**What the task asks**
Leave out the pictures and transcribe everything else exactly.

........

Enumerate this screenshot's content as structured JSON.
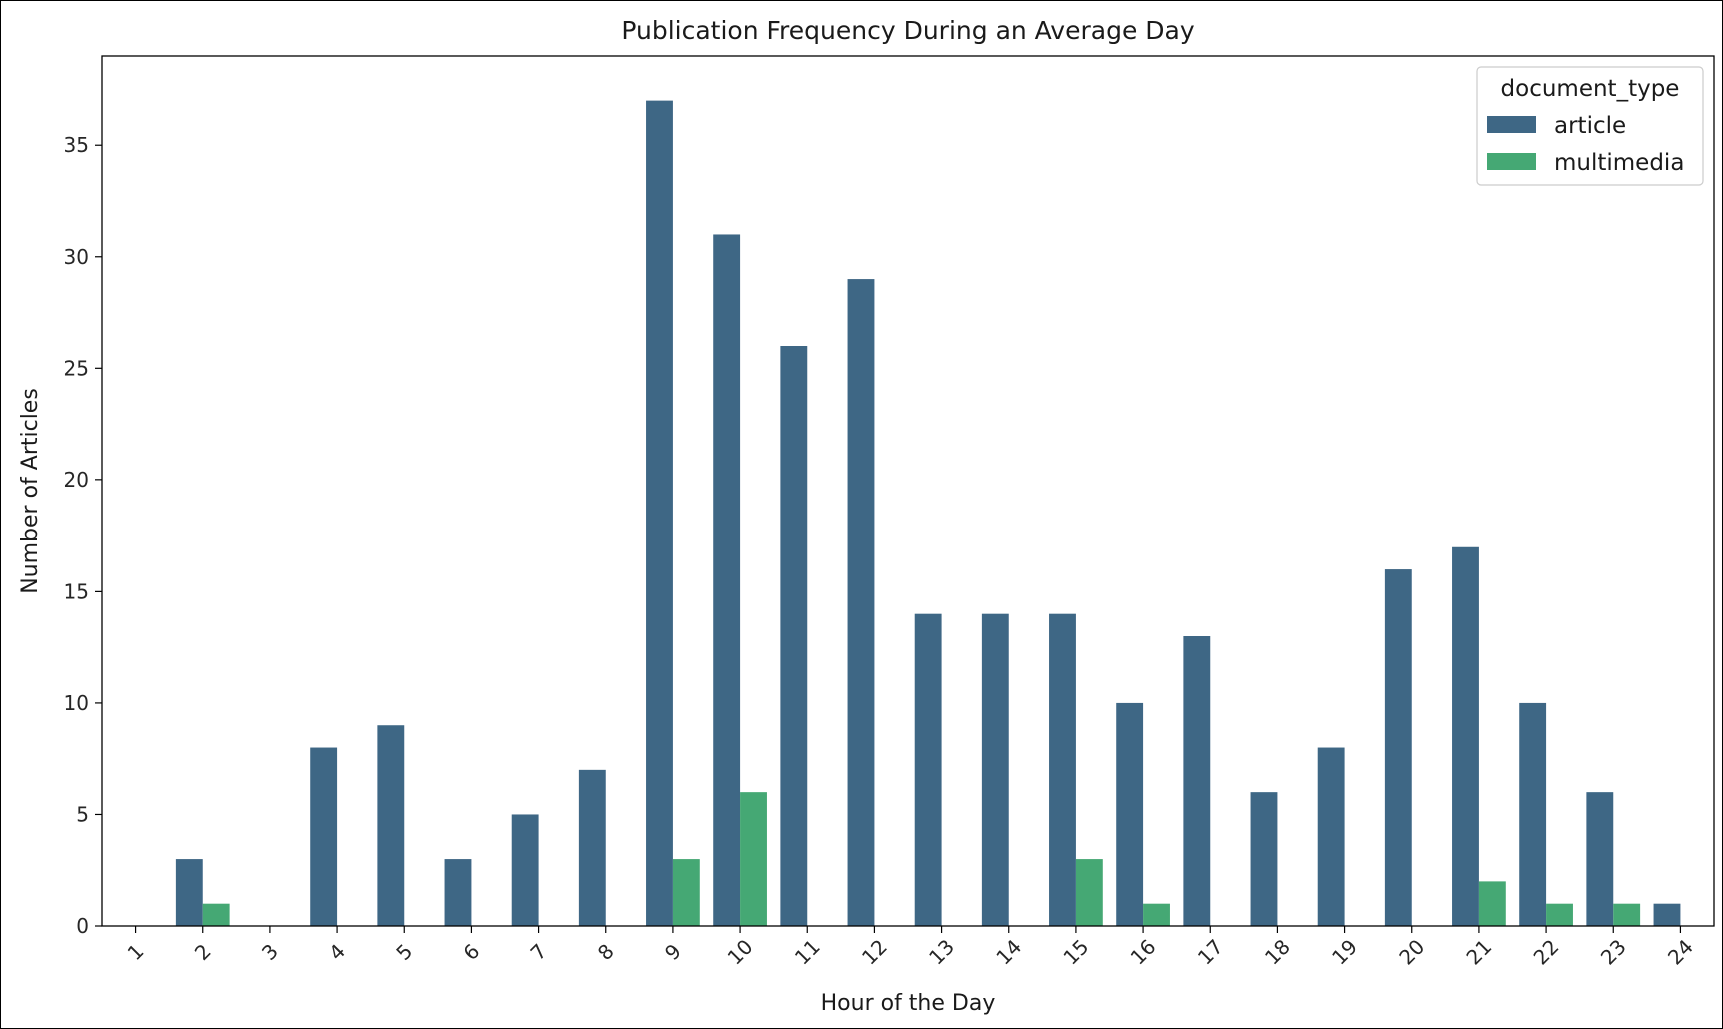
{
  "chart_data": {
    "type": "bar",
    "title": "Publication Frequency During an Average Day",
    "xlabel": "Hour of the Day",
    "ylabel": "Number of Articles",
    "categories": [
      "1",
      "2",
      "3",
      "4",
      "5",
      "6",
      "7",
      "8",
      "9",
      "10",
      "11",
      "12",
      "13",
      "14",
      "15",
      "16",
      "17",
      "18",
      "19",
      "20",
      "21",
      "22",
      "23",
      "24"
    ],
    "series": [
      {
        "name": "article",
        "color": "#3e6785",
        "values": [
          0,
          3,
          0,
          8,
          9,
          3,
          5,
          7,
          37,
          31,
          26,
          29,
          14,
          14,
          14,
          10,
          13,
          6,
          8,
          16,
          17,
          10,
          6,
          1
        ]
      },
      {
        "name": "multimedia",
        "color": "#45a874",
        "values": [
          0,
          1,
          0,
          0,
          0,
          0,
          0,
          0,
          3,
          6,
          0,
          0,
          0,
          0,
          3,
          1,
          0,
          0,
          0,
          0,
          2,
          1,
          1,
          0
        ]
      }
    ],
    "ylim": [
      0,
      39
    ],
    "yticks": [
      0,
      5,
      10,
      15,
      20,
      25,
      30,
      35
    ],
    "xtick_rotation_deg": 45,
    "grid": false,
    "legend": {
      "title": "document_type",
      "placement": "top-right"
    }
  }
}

........

**Final result**
Enumerate this screenshot's content as structured JSON.
{
  "chart_data": {
    "type": "bar",
    "title": "Publication Frequency During an Average Day",
    "xlabel": "Hour of the Day",
    "ylabel": "Number of Articles",
    "categories": [
      "1",
      "2",
      "3",
      "4",
      "5",
      "6",
      "7",
      "8",
      "9",
      "10",
      "11",
      "12",
      "13",
      "14",
      "15",
      "16",
      "17",
      "18",
      "19",
      "20",
      "21",
      "22",
      "23",
      "24"
    ],
    "series": [
      {
        "name": "article",
        "color": "#3e6785",
        "values": [
          0,
          3,
          0,
          8,
          9,
          3,
          5,
          7,
          37,
          31,
          26,
          29,
          14,
          14,
          14,
          10,
          13,
          6,
          8,
          16,
          17,
          10,
          6,
          1
        ]
      },
      {
        "name": "multimedia",
        "color": "#45a874",
        "values": [
          0,
          1,
          0,
          0,
          0,
          0,
          0,
          0,
          3,
          6,
          0,
          0,
          0,
          0,
          3,
          1,
          0,
          0,
          0,
          0,
          2,
          1,
          1,
          0
        ]
      }
    ],
    "ylim": [
      0,
      39
    ],
    "yticks": [
      0,
      5,
      10,
      15,
      20,
      25,
      30,
      35
    ],
    "xtick_rotation_deg": 45,
    "grid": false,
    "legend": {
      "title": "document_type",
      "placement": "top-right"
    }
  }
}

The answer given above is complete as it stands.